WORK TO COMPLETE —
Pull out all lines from the listing below in which the word "transmission" appears.

--- Begin PROVIDED ENTRIES ---

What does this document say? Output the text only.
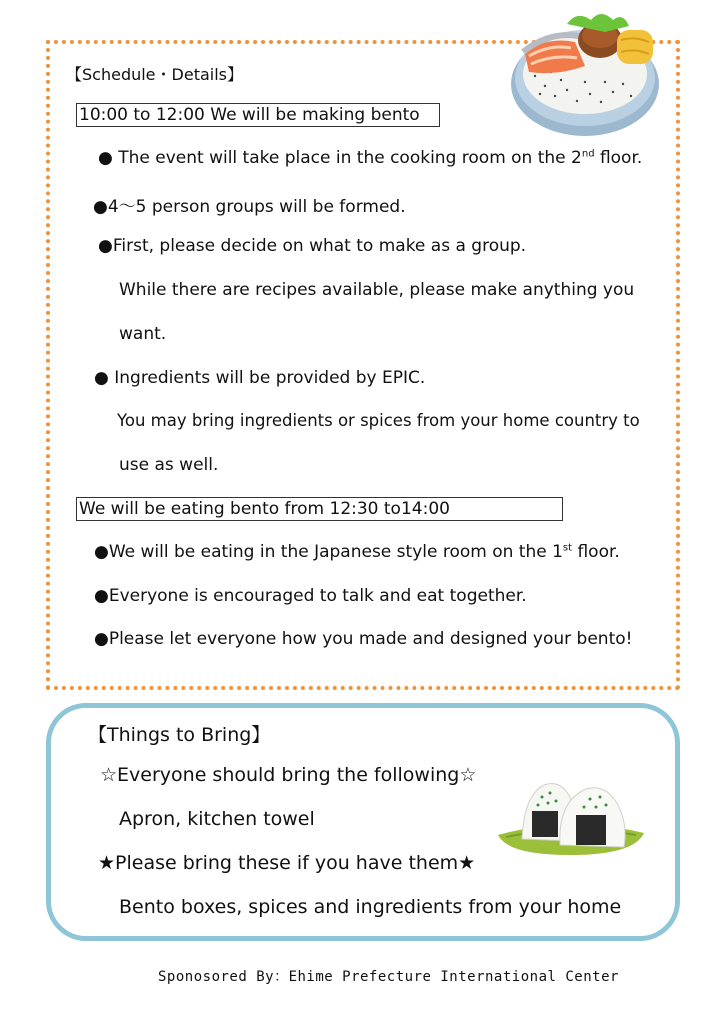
【Schedule・Details】
10:00 to 12:00 We will be making bento
● The event will take place in the cooking room on the 2nd floor.
●4～5 person groups will be formed.
●First, please decide on what to make as a group.
While there are recipes available, please make anything you
want.
● Ingredients will be provided by EPIC.
You may bring ingredients or spices from your home country to
use as well.
We will be eating bento from 12:30 to14:00
●We will be eating in the Japanese style room on the 1st floor.
●Everyone is encouraged to talk and eat together.
●Please let everyone how you made and designed your bento!
【Things to Bring】
☆Everyone should bring the following☆
Apron, kitchen towel
★Please bring these if you have them★
Bento boxes, spices and ingredients from your home
Sponosored By：Ehime Prefecture International Center
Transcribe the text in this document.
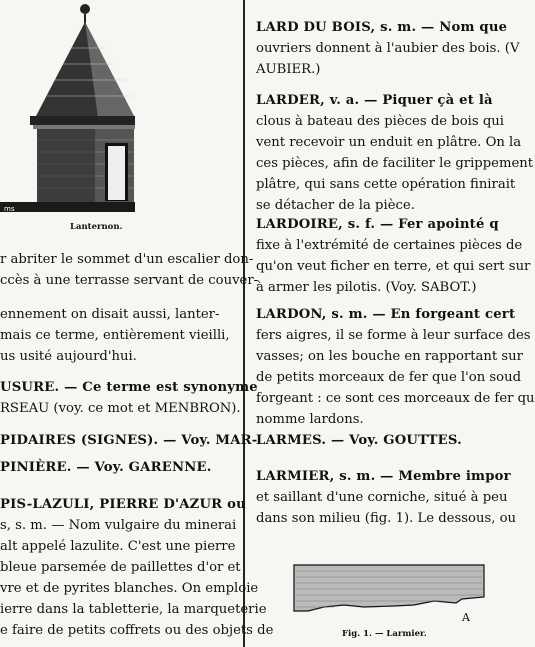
ms
Lanternon.

r abriter le sommet d'un escalier don-
ccès à une terrasse servant de couver-

ennement on disait aussi, lanter-
mais ce terme, entièrement vieilli,
us usité aujourd'hui.

USURE. — Ce terme est synonyme
RSEAU (voy. ce mot et MENBRON).

PIDAIRES (SIGNES). — Voy. MAR-

PINIÈRE. — Voy. GARENNE.

PIS-LAZULI, PIERRE D'AZUR ou
s, s. m. — Nom vulgaire du minerai
alt appelé lazulite. C'est une pierre
bleue parsemée de paillettes d'or et
vre et de pyrites blanches. On emploie
ierre dans la tabletterie, la marqueterie
e faire de petits coffrets ou des objets de

LARD DU BOIS, s. m. — Nom que
ouvriers donnent à l'aubier des bois. (V
AUBIER.)

LARDER, v. a. — Piquer çà et là
clous à bateau des pièces de bois qui
vent recevoir un enduit en plâtre. On la
ces pièces, afin de faciliter le grippement
plâtre, qui sans cette opération finirait
se détacher de la pièce.

LARDOIRE, s. f. — Fer apointé q
fixe à l'extrémité de certaines pièces de
qu'on veut ficher en terre, et qui sert sur
à armer les pilotis. (Voy. SABOT.)

LARDON, s. m. — En forgeant cert
fers aigres, il se forme à leur surface des
vasses; on les bouche en rapportant sur
de petits morceaux de fer que l'on soud
forgeant : ce sont ces morceaux de fer qu
nomme lardons.

LARMES. — Voy. GOUTTES.

LARMIER, s. m. — Membre impor
et saillant d'une corniche, situé à peu
dans son milieu (fig. 1). Le dessous, ou

A
Fig. 1. — Larmier.
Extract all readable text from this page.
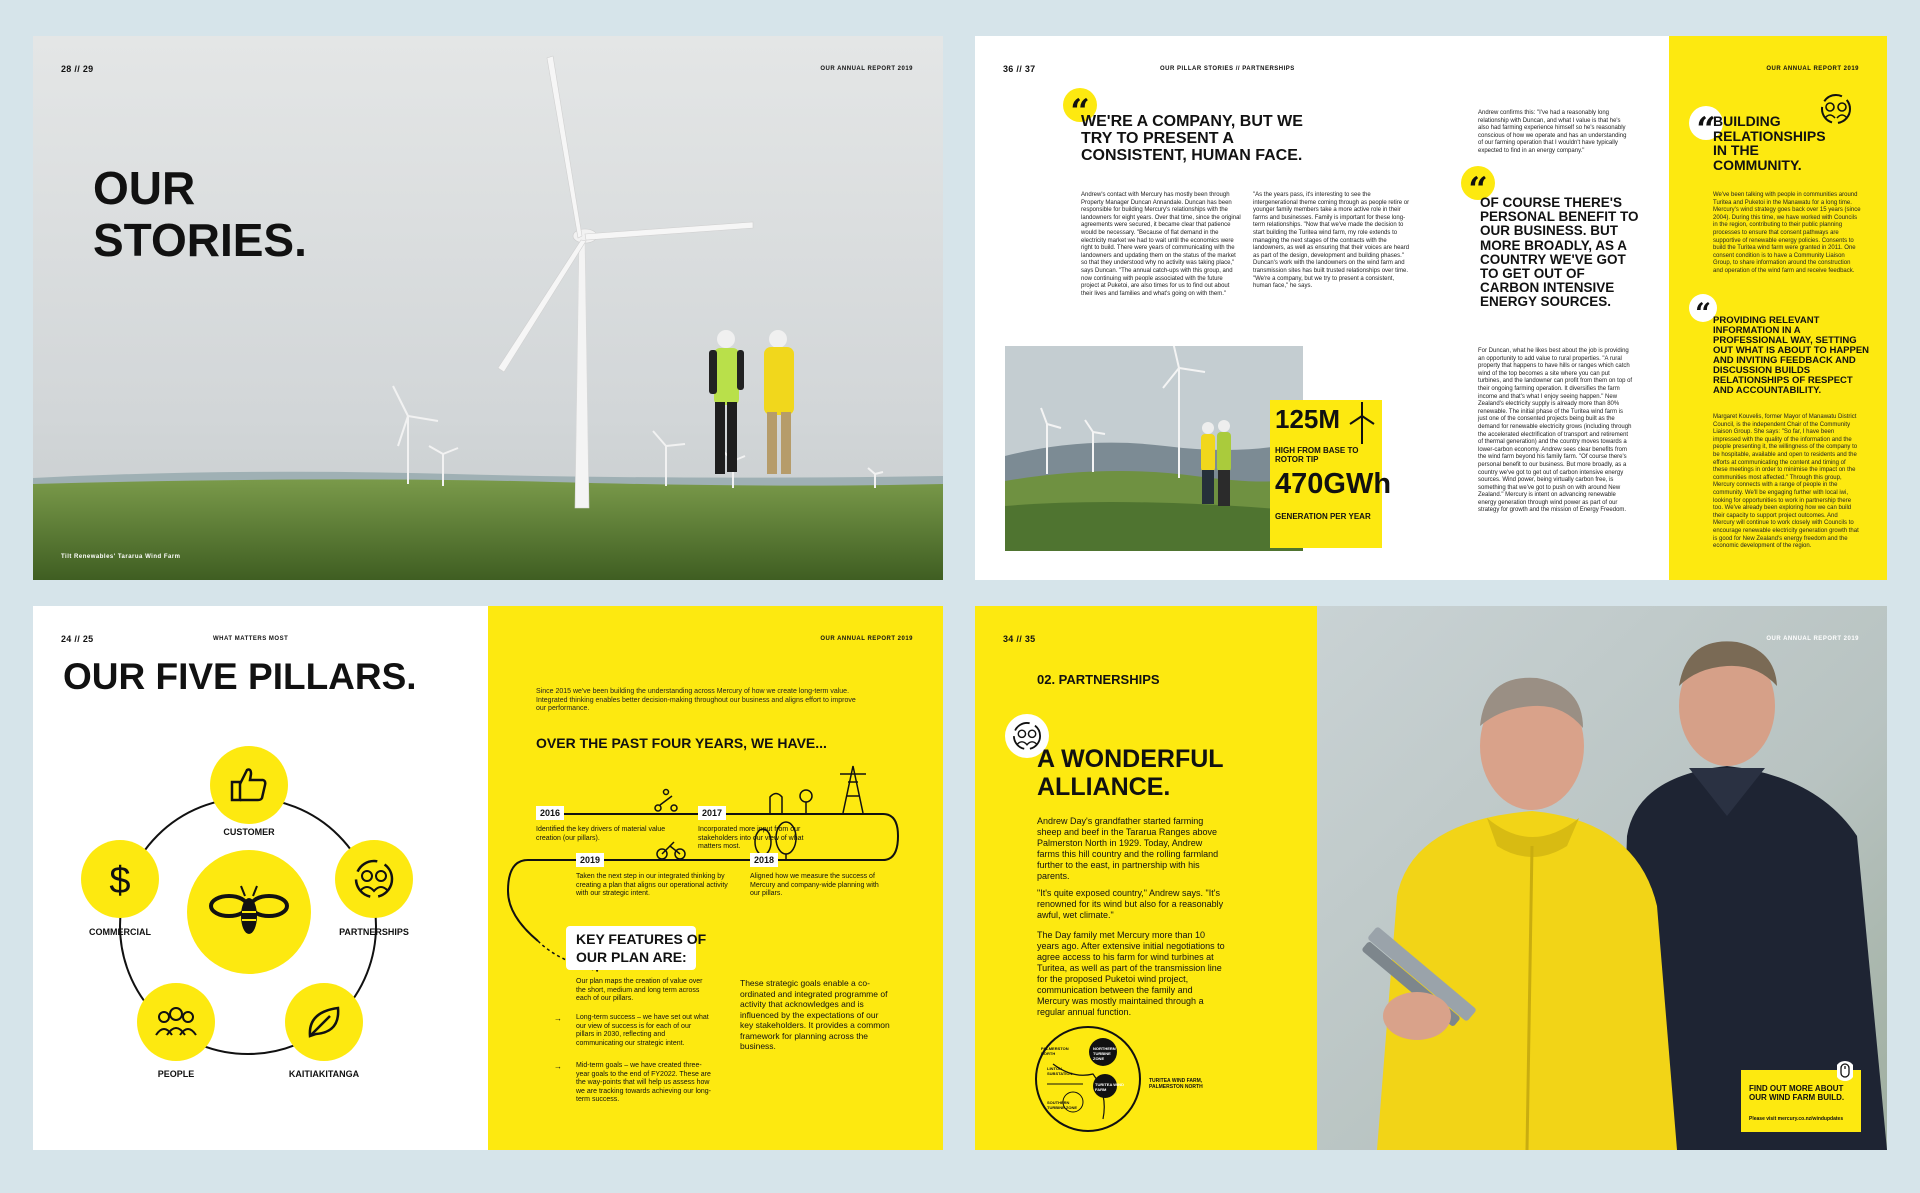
28 // 29	OUR ANNUAL REPORT 2019
OUR
STORIES.
Tilt Renewables' Tararua Wind Farm
36 // 37	OUR PILLAR STORIES // PARTNERSHIPS
“
WE'RE A COMPANY, BUT WE TRY TO PRESENT A CONSISTENT, HUMAN FACE.
Andrew's contact with Mercury has mostly been through Property Manager Duncan Annandale. Duncan has been responsible for building Mercury's relationships with the landowners for eight years. Over that time, since the original agreements were secured, it became clear that patience would be necessary. "Because of flat demand in the electricity market we had to wait until the economics were right to build. There were years of communicating with the landowners and updating them on the status of the market so that they understood why no activity was taking place," says Duncan. "The annual catch-ups with this group, and now continuing with people associated with the future project at Puketoi, are also times for us to find out about their lives and families and what's going on with them."
"As the years pass, it's interesting to see the intergenerational theme coming through as people retire or younger family members take a more active role in their farms and businesses. Family is important for these long-term relationships. "Now that we've made the decision to start building the Turitea wind farm, my role extends to managing the next stages of the contracts with the landowners, as well as ensuring that their voices are heard as part of the design, development and building phases." Duncan's work with the landowners on the wind farm and transmission sites has built trusted relationships over time. "We're a company, but we try to present a consistent, human face," he says.
Andrew confirms this: "I've had a reasonably long relationship with Duncan, and what I value is that he's also had farming experience himself so he's reasonably conscious of how we operate and has an understanding of our farming operation that I wouldn't have typically expected to find in an energy company."
“
OF COURSE THERE'S PERSONAL BENEFIT TO OUR BUSINESS. BUT MORE BROADLY, AS A COUNTRY WE'VE GOT TO GET OUT OF CARBON INTENSIVE ENERGY SOURCES.
For Duncan, what he likes best about the job is providing an opportunity to add value to rural properties. "A rural property that happens to have hills or ranges which catch wind of the top becomes a site where you can put turbines, and the landowner can profit from them on top of their ongoing farming operation. It diversifies the farm income and that's what I enjoy seeing happen." New Zealand's electricity supply is already more than 80% renewable. The initial phase of the Turitea wind farm is just one of the consented projects being built as the demand for renewable electricity grows (including through the accelerated electrification of transport and retirement of thermal generation) and the country moves towards a lower-carbon economy. Andrew sees clear benefits from the wind farm beyond his family farm. "Of course there's personal benefit to our business. But more broadly, as a country we've got to get out of carbon intensive energy sources. Wind power, being virtually carbon free, is something that we've got to push on with around New Zealand." Mercury is intent on advancing renewable energy generation through wind power as part of our strategy for growth and the mission of Energy Freedom.
125M
HIGH FROM BASE TO ROTOR TIP
470GWh
GENERATION PER YEAR
OUR ANNUAL REPORT 2019
“
BUILDING RELATIONSHIPS IN THE COMMUNITY.
We've been talking with people in communities around Turitea and Puketoi in the Manawatu for a long time. Mercury's wind strategy goes back over 15 years (since 2004). During this time, we have worked with Councils in the region, contributing to their public planning processes to ensure that consent pathways are supportive of renewable energy policies. Consents to build the Turitea wind farm were granted in 2011. One consent condition is to have a Community Liaison Group, to share information around the construction and operation of the wind farm and receive feedback.
“ PROVIDING RELEVANT INFORMATION IN A PROFESSIONAL WAY, SETTING OUT WHAT IS ABOUT TO HAPPEN AND INVITING FEEDBACK AND DISCUSSION BUILDS RELATIONSHIPS OF RESPECT AND ACCOUNTABILITY.
Margaret Kouvelis, former Mayor of Manawatu District Council, is the independent Chair of the Community Liaison Group. She says: "So far, I have been impressed with the quality of the information and the people presenting it, the willingness of the company to be hospitable, available and open to residents and the efforts at communicating the content and timing of these meetings in order to minimise the impact on the communities most affected." Through this group, Mercury connects with a range of people in the community. We'll be engaging further with local iwi, looking for opportunities to work in partnership there too. We've already been exploring how we can build their capacity to support project outcomes. And Mercury will continue to work closely with Councils to encourage renewable electricity generation growth that is good for New Zealand's energy freedom and the economic development of the region.
24 // 25	WHAT MATTERS MOST
OUR FIVE PILLARS.
CUSTOMER
PARTNERSHIPS
KAITIAKITANGA
PEOPLE
$
COMMERCIAL
OUR ANNUAL REPORT 2019
Since 2015 we've been building the understanding across Mercury of how we create long-term value. Integrated thinking enables better decision-making throughout our business and aligns effort to improve our performance.
OVER THE PAST FOUR YEARS, WE HAVE...
2016
Identified the key drivers of material value creation (our pillars).
2017
Incorporated more input from our stakeholders into our view of what matters most.
2019
Taken the next step in our integrated thinking by creating a plan that aligns our operational activity with our strategic intent.
2018
Aligned how we measure the success of Mercury and company-wide planning with our pillars.
KEY FEATURES OF
OUR PLAN ARE:
Our plan maps the creation of value over the short, medium and long term across each of our pillars.
→ Long-term success – we have set out what our view of success is for each of our pillars in 2030, reflecting and communicating our strategic intent.
→ Mid-term goals – we have created three-year goals to the end of FY2022. These are the way-points that will help us assess how we are tracking towards achieving our long-term success.
These strategic goals enable a co-ordinated and integrated programme of activity that acknowledges and is influenced by the expectations of our key stakeholders. It provides a common framework for planning across the business.
34 // 35
02. PARTNERSHIPS
A WONDERFUL
ALLIANCE.
Andrew Day's grandfather started farming sheep and beef in the Tararua Ranges above Palmerston North in 1929. Today, Andrew farms this hill country and the rolling farmland further to the east, in partnership with his parents.
"It's quite exposed country," Andrew says. "It's renowned for its wind but also for a reasonably awful, wet climate."
The Day family met Mercury more than 10 years ago. After extensive initial negotiations to agree access to his farm for wind turbines at Turitea, as well as part of the transmission line for the proposed Puketoi wind project, communication between the family and Mercury was mostly maintained through a regular annual function.
PALMERSTON NORTH
LINTON SUBSTATION
TURITEA WIND FARM
SOUTHERN TURBINE ZONE
NORTHERN TURBINE ZONE
TURITEA WIND FARM, PALMERSTON NORTH	FIND OUT MORE ABOUT OUR WIND FARM BUILD.
Please visit mercury.co.nz/windupdates
OUR ANNUAL REPORT 2019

--- End PROVIDED ENTRIES ---

RESULT BELOW —
"As the years pass, it's interesting to see the intergenerational theme coming through as people retire or younger family members take a more active role in their farms and businesses. Family is important for these long-term relationships. "Now that we've made the decision to start building the Turitea wind farm, my role extends to managing the next stages of the contracts with the landowners, as well as ensuring that their voices are heard as part of the design, development and building phases." Duncan's work with the landowners on the wind farm and transmission sites has built trusted relationships over time. "We're a company, but we try to present a consistent, human face," he says.
The Day family met Mercury more than 10 years ago. After extensive initial negotiations to agree access to his farm for wind turbines at Turitea, as well as part of the transmission line for the proposed Puketoi wind project, communication between the family and Mercury was mostly maintained through a regular annual function.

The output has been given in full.